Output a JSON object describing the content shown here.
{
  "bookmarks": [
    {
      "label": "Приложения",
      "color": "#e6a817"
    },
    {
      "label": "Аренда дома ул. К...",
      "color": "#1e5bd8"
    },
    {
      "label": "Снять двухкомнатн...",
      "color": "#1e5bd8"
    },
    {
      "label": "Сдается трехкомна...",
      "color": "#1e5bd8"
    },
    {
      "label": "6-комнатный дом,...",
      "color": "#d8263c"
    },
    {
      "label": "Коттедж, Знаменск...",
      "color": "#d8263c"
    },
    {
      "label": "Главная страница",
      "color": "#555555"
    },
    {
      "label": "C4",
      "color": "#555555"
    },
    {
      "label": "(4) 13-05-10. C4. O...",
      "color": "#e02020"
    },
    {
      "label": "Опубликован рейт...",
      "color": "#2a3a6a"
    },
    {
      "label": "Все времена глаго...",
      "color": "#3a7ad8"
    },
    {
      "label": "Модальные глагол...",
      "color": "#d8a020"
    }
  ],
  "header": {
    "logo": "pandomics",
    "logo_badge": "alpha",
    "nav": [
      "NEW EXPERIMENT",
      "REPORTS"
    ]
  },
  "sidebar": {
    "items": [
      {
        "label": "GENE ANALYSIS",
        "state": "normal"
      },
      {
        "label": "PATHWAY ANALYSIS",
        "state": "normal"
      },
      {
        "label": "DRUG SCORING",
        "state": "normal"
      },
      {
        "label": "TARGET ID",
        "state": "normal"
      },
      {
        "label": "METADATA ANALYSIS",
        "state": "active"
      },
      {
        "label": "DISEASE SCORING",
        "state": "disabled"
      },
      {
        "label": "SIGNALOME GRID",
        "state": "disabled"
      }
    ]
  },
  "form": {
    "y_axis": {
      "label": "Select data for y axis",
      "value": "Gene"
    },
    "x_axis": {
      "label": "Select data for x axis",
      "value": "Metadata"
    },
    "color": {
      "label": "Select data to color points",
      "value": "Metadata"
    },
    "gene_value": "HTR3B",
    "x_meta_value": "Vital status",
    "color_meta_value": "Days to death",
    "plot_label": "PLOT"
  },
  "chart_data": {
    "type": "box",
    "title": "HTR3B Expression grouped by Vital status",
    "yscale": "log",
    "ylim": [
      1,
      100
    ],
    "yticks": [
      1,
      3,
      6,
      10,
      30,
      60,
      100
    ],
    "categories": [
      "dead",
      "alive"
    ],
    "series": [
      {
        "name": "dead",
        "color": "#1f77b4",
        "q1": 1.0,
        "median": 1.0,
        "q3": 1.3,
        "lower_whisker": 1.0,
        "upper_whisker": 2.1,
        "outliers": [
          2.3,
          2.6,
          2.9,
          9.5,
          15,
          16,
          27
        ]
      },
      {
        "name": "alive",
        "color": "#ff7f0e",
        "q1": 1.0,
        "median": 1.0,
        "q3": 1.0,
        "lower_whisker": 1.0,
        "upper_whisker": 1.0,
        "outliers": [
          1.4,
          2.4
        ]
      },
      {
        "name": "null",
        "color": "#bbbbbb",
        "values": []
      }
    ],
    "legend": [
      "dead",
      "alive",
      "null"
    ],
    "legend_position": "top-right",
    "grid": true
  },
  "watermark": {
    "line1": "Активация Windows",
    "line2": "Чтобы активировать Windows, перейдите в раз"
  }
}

--------------------------------

Write out all of the records above exactly as they appear.

Correct response:
Output a JSON object describing the content shown here.
{
  "bookmarks": [
    {
      "label": "Приложения",
      "color": "#e6a817"
    },
    {
      "label": "Аренда дома ул. К...",
      "color": "#1e5bd8"
    },
    {
      "label": "Снять двухкомнатн...",
      "color": "#1e5bd8"
    },
    {
      "label": "Сдается трехкомна...",
      "color": "#1e5bd8"
    },
    {
      "label": "6-комнатный дом,...",
      "color": "#d8263c"
    },
    {
      "label": "Коттедж, Знаменск...",
      "color": "#d8263c"
    },
    {
      "label": "Главная страница",
      "color": "#555555"
    },
    {
      "label": "C4",
      "color": "#555555"
    },
    {
      "label": "(4) 13-05-10. C4. O...",
      "color": "#e02020"
    },
    {
      "label": "Опубликован рейт...",
      "color": "#2a3a6a"
    },
    {
      "label": "Все времена глаго...",
      "color": "#3a7ad8"
    },
    {
      "label": "Модальные глагол...",
      "color": "#d8a020"
    }
  ],
  "header": {
    "logo": "pandomics",
    "logo_badge": "alpha",
    "nav": [
      "NEW EXPERIMENT",
      "REPORTS"
    ]
  },
  "sidebar": {
    "items": [
      {
        "label": "GENE ANALYSIS",
        "state": "normal"
      },
      {
        "label": "PATHWAY ANALYSIS",
        "state": "normal"
      },
      {
        "label": "DRUG SCORING",
        "state": "normal"
      },
      {
        "label": "TARGET ID",
        "state": "normal"
      },
      {
        "label": "METADATA ANALYSIS",
        "state": "active"
      },
      {
        "label": "DISEASE SCORING",
        "state": "disabled"
      },
      {
        "label": "SIGNALOME GRID",
        "state": "disabled"
      }
    ]
  },
  "form": {
    "y_axis": {
      "label": "Select data for y axis",
      "value": "Gene"
    },
    "x_axis": {
      "label": "Select data for x axis",
      "value": "Metadata"
    },
    "color": {
      "label": "Select data to color points",
      "value": "Metadata"
    },
    "gene_value": "HTR3B",
    "x_meta_value": "Vital status",
    "color_meta_value": "Days to death",
    "plot_label": "PLOT"
  },
  "chart_data": {
    "type": "box",
    "title": "HTR3B Expression grouped by Vital status",
    "yscale": "log",
    "ylim": [
      1,
      100
    ],
    "yticks": [
      1,
      3,
      6,
      10,
      30,
      60,
      100
    ],
    "categories": [
      "dead",
      "alive"
    ],
    "series": [
      {
        "name": "dead",
        "color": "#1f77b4",
        "q1": 1.0,
        "median": 1.0,
        "q3": 1.3,
        "lower_whisker": 1.0,
        "upper_whisker": 2.1,
        "outliers": [
          2.3,
          2.6,
          2.9,
          9.5,
          15,
          16,
          27
        ]
      },
      {
        "name": "alive",
        "color": "#ff7f0e",
        "q1": 1.0,
        "median": 1.0,
        "q3": 1.0,
        "lower_whisker": 1.0,
        "upper_whisker": 1.0,
        "outliers": [
          1.4,
          2.4
        ]
      },
      {
        "name": "null",
        "color": "#bbbbbb",
        "values": []
      }
    ],
    "legend": [
      "dead",
      "alive",
      "null"
    ],
    "legend_position": "top-right",
    "grid": true
  },
  "watermark": {
    "line1": "Активация Windows",
    "line2": "Чтобы активировать Windows, перейдите в раз"
  }
}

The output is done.